== REQUIRED WORK ==
Render the following material again verbatim, leaving nothing out.

== STORED ROWS ==
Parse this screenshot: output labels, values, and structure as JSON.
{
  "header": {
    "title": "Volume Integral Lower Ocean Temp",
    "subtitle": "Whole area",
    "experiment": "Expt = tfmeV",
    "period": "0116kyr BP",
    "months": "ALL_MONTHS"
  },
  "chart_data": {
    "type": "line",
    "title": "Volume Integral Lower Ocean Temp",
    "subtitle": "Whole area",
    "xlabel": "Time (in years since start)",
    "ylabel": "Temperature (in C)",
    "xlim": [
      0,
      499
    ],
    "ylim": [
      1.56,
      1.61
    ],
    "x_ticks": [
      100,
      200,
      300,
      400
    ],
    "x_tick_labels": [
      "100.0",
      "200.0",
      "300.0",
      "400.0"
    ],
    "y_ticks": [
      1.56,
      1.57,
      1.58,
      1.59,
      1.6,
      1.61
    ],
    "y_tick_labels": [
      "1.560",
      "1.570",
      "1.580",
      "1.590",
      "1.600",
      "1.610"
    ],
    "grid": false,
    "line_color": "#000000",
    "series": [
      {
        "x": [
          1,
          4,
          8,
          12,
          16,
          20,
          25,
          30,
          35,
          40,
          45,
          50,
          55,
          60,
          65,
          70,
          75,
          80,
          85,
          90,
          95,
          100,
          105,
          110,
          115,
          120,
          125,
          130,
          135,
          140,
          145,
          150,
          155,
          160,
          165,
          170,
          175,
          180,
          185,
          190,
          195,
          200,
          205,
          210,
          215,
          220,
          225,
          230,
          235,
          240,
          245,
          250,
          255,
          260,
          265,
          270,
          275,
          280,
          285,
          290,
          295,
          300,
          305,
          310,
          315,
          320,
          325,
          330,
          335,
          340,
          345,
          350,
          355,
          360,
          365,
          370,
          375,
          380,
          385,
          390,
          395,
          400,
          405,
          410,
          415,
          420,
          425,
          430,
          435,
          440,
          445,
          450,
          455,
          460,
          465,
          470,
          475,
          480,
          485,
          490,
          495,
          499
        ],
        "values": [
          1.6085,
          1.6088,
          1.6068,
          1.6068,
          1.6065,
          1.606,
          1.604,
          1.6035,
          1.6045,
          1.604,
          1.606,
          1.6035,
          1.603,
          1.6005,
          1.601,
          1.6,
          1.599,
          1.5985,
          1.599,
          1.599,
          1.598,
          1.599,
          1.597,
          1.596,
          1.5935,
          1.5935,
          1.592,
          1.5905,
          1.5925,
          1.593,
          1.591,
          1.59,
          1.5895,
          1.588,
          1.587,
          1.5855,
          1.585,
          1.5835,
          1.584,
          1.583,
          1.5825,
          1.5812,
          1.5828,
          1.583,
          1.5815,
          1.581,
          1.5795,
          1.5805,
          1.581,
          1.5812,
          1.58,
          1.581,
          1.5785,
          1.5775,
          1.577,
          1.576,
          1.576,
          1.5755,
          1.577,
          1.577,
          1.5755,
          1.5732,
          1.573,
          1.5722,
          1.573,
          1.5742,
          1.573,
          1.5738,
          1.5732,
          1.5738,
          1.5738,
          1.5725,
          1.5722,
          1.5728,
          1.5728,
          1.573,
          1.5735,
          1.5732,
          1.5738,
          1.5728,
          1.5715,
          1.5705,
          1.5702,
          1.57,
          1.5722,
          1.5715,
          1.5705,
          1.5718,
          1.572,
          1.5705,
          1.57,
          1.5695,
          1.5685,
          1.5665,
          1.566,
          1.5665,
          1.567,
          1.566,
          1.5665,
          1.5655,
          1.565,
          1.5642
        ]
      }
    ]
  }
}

== PROBLEM SOLUTION ==
Parse this screenshot: output labels, values, and structure as JSON.
{
  "header": {
    "title": "Volume Integral Lower Ocean Temp",
    "subtitle": "Whole area",
    "experiment": "Expt = tfmeV",
    "period": "0116kyr BP",
    "months": "ALL_MONTHS"
  },
  "chart_data": {
    "type": "line",
    "title": "Volume Integral Lower Ocean Temp",
    "subtitle": "Whole area",
    "xlabel": "Time (in years since start)",
    "ylabel": "Temperature (in C)",
    "xlim": [
      0,
      499
    ],
    "ylim": [
      1.56,
      1.61
    ],
    "x_ticks": [
      100,
      200,
      300,
      400
    ],
    "x_tick_labels": [
      "100.0",
      "200.0",
      "300.0",
      "400.0"
    ],
    "y_ticks": [
      1.56,
      1.57,
      1.58,
      1.59,
      1.6,
      1.61
    ],
    "y_tick_labels": [
      "1.560",
      "1.570",
      "1.580",
      "1.590",
      "1.600",
      "1.610"
    ],
    "grid": false,
    "line_color": "#000000",
    "series": [
      {
        "x": [
          1,
          4,
          8,
          12,
          16,
          20,
          25,
          30,
          35,
          40,
          45,
          50,
          55,
          60,
          65,
          70,
          75,
          80,
          85,
          90,
          95,
          100,
          105,
          110,
          115,
          120,
          125,
          130,
          135,
          140,
          145,
          150,
          155,
          160,
          165,
          170,
          175,
          180,
          185,
          190,
          195,
          200,
          205,
          210,
          215,
          220,
          225,
          230,
          235,
          240,
          245,
          250,
          255,
          260,
          265,
          270,
          275,
          280,
          285,
          290,
          295,
          300,
          305,
          310,
          315,
          320,
          325,
          330,
          335,
          340,
          345,
          350,
          355,
          360,
          365,
          370,
          375,
          380,
          385,
          390,
          395,
          400,
          405,
          410,
          415,
          420,
          425,
          430,
          435,
          440,
          445,
          450,
          455,
          460,
          465,
          470,
          475,
          480,
          485,
          490,
          495,
          499
        ],
        "values": [
          1.6085,
          1.6088,
          1.6068,
          1.6068,
          1.6065,
          1.606,
          1.604,
          1.6035,
          1.6045,
          1.604,
          1.606,
          1.6035,
          1.603,
          1.6005,
          1.601,
          1.6,
          1.599,
          1.5985,
          1.599,
          1.599,
          1.598,
          1.599,
          1.597,
          1.596,
          1.5935,
          1.5935,
          1.592,
          1.5905,
          1.5925,
          1.593,
          1.591,
          1.59,
          1.5895,
          1.588,
          1.587,
          1.5855,
          1.585,
          1.5835,
          1.584,
          1.583,
          1.5825,
          1.5812,
          1.5828,
          1.583,
          1.5815,
          1.581,
          1.5795,
          1.5805,
          1.581,
          1.5812,
          1.58,
          1.581,
          1.5785,
          1.5775,
          1.577,
          1.576,
          1.576,
          1.5755,
          1.577,
          1.577,
          1.5755,
          1.5732,
          1.573,
          1.5722,
          1.573,
          1.5742,
          1.573,
          1.5738,
          1.5732,
          1.5738,
          1.5738,
          1.5725,
          1.5722,
          1.5728,
          1.5728,
          1.573,
          1.5735,
          1.5732,
          1.5738,
          1.5728,
          1.5715,
          1.5705,
          1.5702,
          1.57,
          1.5722,
          1.5715,
          1.5705,
          1.5718,
          1.572,
          1.5705,
          1.57,
          1.5695,
          1.5685,
          1.5665,
          1.566,
          1.5665,
          1.567,
          1.566,
          1.5665,
          1.5655,
          1.565,
          1.5642
        ]
      }
    ]
  }
}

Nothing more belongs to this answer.